(Raw records)
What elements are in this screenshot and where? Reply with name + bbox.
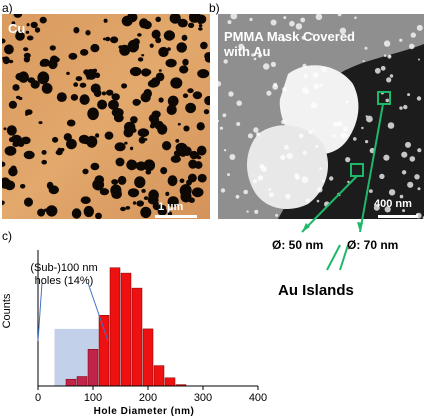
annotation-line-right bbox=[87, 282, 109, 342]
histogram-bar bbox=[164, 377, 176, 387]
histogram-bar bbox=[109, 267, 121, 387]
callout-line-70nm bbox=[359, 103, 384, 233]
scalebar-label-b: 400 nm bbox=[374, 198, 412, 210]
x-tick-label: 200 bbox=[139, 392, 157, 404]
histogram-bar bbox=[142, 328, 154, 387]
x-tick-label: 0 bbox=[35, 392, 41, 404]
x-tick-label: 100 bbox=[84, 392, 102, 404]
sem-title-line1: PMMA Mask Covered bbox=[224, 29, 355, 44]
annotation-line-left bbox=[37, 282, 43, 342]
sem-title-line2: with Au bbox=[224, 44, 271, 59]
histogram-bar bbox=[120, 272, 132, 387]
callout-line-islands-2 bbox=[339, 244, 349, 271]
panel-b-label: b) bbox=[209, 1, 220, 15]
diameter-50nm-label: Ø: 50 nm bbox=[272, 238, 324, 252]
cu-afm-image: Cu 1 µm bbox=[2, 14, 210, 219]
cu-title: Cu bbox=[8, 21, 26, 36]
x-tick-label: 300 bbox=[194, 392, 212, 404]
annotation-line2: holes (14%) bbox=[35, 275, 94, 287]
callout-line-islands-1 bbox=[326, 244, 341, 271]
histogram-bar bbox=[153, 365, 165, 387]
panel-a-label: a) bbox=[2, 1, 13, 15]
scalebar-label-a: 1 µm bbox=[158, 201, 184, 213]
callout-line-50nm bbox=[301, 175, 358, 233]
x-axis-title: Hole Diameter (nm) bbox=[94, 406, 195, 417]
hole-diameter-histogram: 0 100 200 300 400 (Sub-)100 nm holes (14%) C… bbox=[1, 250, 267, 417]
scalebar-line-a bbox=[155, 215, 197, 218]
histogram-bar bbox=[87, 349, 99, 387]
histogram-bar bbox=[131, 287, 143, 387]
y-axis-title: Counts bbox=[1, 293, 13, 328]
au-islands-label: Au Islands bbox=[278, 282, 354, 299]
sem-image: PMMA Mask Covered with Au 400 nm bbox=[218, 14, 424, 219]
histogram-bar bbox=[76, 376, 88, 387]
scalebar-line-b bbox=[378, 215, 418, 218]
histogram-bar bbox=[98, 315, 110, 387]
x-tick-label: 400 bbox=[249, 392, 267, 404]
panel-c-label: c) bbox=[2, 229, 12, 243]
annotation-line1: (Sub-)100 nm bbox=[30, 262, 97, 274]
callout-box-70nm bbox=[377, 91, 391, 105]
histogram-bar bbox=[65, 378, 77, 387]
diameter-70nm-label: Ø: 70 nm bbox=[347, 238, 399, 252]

:: DIRECTIONS FOR THIS TASK ::
Reproduce the lines above verbatim, omitting the pictures from your answer.

:: RESULT BELOW ::
What elements are in this screenshot and where? Reply with name + bbox.
annotation-line-right bbox=[87, 282, 109, 342]
histogram-bar bbox=[164, 377, 176, 387]
histogram-bar bbox=[109, 267, 121, 387]
callout-line-70nm bbox=[359, 103, 384, 233]
scalebar-label-b: 400 nm bbox=[374, 198, 412, 210]
x-tick-label: 200 bbox=[139, 392, 157, 404]
histogram-bar bbox=[142, 328, 154, 387]
x-tick-label: 0 bbox=[35, 392, 41, 404]
x-tick-label: 100 bbox=[84, 392, 102, 404]
sem-title-line1: PMMA Mask Covered bbox=[224, 29, 355, 44]
annotation-line-left bbox=[37, 282, 43, 342]
sem-title-line2: with Au bbox=[224, 44, 271, 59]
histogram-bar bbox=[120, 272, 132, 387]
callout-line-islands-2 bbox=[339, 244, 349, 271]
panel-b-label: b) bbox=[209, 1, 220, 15]
diameter-50nm-label: Ø: 50 nm bbox=[272, 238, 324, 252]
cu-afm-image: Cu 1 µm bbox=[2, 14, 210, 219]
cu-title: Cu bbox=[8, 21, 26, 36]
x-tick-label: 300 bbox=[194, 392, 212, 404]
annotation-line2: holes (14%) bbox=[35, 275, 94, 287]
callout-line-islands-1 bbox=[326, 244, 341, 271]
histogram-bar bbox=[153, 365, 165, 387]
panel-a-label: a) bbox=[2, 1, 13, 15]
scalebar-label-a: 1 µm bbox=[158, 201, 184, 213]
callout-line-50nm bbox=[301, 175, 358, 233]
x-axis-title: Hole Diameter (nm) bbox=[94, 406, 195, 417]
hole-diameter-histogram: 0 100 200 300 400 (Sub-)100 nm holes (14%) C… bbox=[1, 250, 267, 417]
scalebar-line-a bbox=[155, 215, 197, 218]
histogram-bar bbox=[87, 349, 99, 387]
histogram-bar bbox=[131, 287, 143, 387]
y-axis-title: Counts bbox=[1, 293, 13, 328]
au-islands-label: Au Islands bbox=[278, 282, 354, 299]
sem-image: PMMA Mask Covered with Au 400 nm bbox=[218, 14, 424, 219]
histogram-bar bbox=[76, 376, 88, 387]
scalebar-line-b bbox=[378, 215, 418, 218]
histogram-bar bbox=[98, 315, 110, 387]
x-tick-label: 400 bbox=[249, 392, 267, 404]
panel-c-label: c) bbox=[2, 229, 12, 243]
annotation-line1: (Sub-)100 nm bbox=[30, 262, 97, 274]
callout-box-70nm bbox=[377, 91, 391, 105]
histogram-bar bbox=[65, 378, 77, 387]
diameter-70nm-label: Ø: 70 nm bbox=[347, 238, 399, 252]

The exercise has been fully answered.